Repeat each entry as written, dropping any picture you find.

Excerpted records:
◆ ◆ ◆ ◆
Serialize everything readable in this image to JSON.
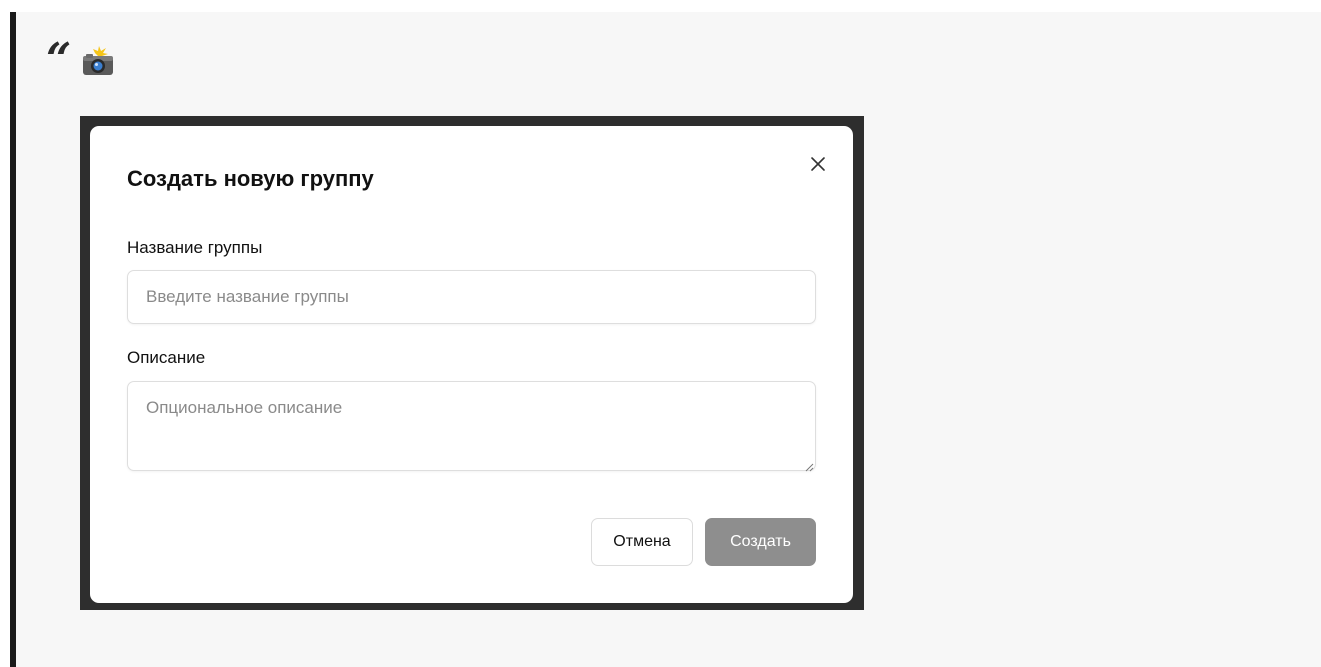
{
  "header": {
    "quote_glyph": "“",
    "camera_icon": "camera-with-flash-icon"
  },
  "dialog": {
    "title": "Создать новую группу",
    "close_icon": "close-icon",
    "name_field": {
      "label": "Название группы",
      "value": "",
      "placeholder": "Введите название группы"
    },
    "description_field": {
      "label": "Описание",
      "value": "",
      "placeholder": "Опциональное описание"
    },
    "buttons": {
      "cancel_label": "Отмена",
      "create_label": "Создать"
    }
  },
  "colors": {
    "page_background": "#f7f7f7",
    "backdrop": "#2e2e2e",
    "dialog_background": "#ffffff",
    "create_button_disabled": "#8e8e8e"
  }
}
◆ ◆ ◆ ◆
Finished task:
Serialize everything readable in this image to JSON.
{
  "header": {
    "quote_glyph": "“",
    "camera_icon": "camera-with-flash-icon"
  },
  "dialog": {
    "title": "Создать новую группу",
    "close_icon": "close-icon",
    "name_field": {
      "label": "Название группы",
      "value": "",
      "placeholder": "Введите название группы"
    },
    "description_field": {
      "label": "Описание",
      "value": "",
      "placeholder": "Опциональное описание"
    },
    "buttons": {
      "cancel_label": "Отмена",
      "create_label": "Создать"
    }
  },
  "colors": {
    "page_background": "#f7f7f7",
    "backdrop": "#2e2e2e",
    "dialog_background": "#ffffff",
    "create_button_disabled": "#8e8e8e"
  }
}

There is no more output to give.